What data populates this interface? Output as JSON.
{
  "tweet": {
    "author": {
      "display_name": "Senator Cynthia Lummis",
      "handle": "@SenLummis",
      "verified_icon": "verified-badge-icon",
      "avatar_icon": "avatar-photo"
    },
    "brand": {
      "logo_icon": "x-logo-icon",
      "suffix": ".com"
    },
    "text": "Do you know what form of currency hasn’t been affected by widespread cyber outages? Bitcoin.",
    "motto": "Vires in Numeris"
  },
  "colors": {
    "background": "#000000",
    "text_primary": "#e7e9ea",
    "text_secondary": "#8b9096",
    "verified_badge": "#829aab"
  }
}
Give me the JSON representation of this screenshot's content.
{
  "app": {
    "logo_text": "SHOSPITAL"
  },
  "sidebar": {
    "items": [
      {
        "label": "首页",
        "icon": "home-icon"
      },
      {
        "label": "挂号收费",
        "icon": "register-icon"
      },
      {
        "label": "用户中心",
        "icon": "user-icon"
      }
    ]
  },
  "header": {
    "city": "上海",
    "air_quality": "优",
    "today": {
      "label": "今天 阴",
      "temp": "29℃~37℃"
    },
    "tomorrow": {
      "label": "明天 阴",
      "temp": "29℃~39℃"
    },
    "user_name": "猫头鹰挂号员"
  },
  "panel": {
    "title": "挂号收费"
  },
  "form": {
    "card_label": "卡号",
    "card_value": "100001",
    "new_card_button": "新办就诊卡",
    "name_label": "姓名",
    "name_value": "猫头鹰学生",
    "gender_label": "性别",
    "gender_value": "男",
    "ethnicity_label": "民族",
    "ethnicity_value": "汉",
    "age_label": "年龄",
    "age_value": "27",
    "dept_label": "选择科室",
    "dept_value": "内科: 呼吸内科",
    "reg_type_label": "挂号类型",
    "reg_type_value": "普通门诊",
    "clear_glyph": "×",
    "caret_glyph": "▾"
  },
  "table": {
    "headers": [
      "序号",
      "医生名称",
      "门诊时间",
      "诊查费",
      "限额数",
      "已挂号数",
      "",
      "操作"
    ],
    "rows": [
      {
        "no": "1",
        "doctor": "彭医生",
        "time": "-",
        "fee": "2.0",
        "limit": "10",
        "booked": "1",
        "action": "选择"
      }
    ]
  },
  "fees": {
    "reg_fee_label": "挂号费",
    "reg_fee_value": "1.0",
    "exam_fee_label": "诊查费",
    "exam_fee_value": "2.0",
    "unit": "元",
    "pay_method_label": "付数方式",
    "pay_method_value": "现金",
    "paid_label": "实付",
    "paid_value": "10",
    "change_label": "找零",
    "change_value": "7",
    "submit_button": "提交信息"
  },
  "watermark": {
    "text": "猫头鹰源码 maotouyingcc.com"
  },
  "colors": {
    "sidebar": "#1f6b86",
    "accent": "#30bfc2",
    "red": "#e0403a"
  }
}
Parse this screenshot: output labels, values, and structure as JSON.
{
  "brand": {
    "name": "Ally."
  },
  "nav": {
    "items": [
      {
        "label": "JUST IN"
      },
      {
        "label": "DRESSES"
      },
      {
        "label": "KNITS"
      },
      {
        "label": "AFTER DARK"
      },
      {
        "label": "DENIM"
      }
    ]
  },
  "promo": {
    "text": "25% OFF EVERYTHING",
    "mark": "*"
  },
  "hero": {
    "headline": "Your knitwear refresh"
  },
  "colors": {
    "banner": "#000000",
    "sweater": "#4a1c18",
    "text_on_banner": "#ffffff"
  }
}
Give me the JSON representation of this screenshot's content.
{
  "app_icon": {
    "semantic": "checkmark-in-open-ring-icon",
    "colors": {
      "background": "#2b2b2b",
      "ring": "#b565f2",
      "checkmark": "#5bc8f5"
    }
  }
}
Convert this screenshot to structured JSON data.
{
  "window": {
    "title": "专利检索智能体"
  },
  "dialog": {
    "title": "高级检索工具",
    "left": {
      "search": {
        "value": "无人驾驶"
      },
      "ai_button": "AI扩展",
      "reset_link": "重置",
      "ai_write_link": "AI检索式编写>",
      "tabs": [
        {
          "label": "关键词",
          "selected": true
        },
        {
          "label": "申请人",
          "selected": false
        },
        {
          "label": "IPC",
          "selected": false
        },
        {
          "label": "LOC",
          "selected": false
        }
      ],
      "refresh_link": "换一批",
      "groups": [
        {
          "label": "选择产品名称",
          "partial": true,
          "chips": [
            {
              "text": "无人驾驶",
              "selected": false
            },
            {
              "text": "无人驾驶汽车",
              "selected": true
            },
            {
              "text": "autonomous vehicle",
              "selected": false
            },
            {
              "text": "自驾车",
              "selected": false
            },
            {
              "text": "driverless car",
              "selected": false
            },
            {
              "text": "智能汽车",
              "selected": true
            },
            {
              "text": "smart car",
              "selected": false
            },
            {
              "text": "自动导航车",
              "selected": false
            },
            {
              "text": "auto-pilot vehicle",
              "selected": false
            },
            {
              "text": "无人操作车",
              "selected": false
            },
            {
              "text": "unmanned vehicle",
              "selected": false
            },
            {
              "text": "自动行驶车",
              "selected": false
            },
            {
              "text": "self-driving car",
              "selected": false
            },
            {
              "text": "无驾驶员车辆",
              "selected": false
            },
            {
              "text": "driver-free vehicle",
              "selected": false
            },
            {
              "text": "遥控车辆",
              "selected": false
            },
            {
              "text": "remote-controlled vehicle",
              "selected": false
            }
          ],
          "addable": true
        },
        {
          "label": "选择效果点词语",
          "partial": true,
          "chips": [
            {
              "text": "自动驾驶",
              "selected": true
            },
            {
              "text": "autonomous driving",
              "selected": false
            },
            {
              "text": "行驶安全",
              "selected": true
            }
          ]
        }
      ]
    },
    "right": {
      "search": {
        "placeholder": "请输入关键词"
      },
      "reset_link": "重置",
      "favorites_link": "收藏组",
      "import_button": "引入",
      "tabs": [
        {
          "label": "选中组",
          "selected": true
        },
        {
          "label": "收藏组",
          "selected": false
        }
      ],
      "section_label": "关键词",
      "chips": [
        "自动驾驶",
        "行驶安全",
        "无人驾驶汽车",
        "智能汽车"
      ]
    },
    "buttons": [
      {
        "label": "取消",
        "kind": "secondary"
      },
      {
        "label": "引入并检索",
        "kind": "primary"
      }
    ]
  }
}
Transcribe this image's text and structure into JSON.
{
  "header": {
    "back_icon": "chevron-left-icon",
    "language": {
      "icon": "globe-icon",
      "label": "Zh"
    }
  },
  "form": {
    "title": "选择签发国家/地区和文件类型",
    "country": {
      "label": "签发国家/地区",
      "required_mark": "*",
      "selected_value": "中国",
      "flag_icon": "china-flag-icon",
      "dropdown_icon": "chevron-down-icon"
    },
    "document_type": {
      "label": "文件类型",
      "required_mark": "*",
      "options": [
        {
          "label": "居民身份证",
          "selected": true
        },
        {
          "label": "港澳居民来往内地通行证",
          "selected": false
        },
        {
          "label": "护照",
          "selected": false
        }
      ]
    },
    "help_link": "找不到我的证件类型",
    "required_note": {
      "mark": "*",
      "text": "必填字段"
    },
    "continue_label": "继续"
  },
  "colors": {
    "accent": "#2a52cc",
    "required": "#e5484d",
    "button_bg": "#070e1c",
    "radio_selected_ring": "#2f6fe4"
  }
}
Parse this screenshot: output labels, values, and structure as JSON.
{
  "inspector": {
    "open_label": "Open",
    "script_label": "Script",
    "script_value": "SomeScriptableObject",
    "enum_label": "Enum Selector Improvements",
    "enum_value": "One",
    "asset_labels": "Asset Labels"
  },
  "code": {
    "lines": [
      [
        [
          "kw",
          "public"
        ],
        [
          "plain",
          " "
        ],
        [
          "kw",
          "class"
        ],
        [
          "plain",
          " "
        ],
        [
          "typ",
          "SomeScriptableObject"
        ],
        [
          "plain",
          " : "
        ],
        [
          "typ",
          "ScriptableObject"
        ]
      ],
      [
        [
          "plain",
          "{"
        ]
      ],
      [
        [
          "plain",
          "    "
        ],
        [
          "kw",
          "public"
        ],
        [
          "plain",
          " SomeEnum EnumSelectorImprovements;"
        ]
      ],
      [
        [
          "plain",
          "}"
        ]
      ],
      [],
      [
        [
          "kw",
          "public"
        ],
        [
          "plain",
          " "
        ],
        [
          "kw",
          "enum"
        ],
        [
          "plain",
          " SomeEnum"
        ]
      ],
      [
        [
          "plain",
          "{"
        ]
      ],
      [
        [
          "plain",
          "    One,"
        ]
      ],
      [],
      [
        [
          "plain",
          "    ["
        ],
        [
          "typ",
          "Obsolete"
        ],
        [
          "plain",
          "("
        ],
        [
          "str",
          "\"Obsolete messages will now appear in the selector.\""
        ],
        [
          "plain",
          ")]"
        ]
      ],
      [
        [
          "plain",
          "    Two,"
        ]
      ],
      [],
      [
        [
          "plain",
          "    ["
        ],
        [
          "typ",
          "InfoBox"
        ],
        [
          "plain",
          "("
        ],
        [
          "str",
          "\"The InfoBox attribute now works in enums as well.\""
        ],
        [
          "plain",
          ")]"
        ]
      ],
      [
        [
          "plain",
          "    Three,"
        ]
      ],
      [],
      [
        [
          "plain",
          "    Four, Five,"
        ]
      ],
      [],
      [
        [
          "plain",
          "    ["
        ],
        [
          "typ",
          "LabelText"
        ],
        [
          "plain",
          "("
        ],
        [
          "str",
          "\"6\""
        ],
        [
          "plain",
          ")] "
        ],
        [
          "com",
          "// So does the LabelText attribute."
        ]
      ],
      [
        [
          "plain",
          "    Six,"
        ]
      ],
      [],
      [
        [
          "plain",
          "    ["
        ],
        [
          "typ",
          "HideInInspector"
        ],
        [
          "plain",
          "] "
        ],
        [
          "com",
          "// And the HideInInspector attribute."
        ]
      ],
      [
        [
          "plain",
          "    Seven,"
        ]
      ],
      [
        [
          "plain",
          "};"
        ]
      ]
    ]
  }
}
####################
[Goal] Return every line above in which the string "chevron" occurs.

[Written reply]
    "back_icon": "chevron-left-icon",
      "dropdown_icon": "chevron-down-icon"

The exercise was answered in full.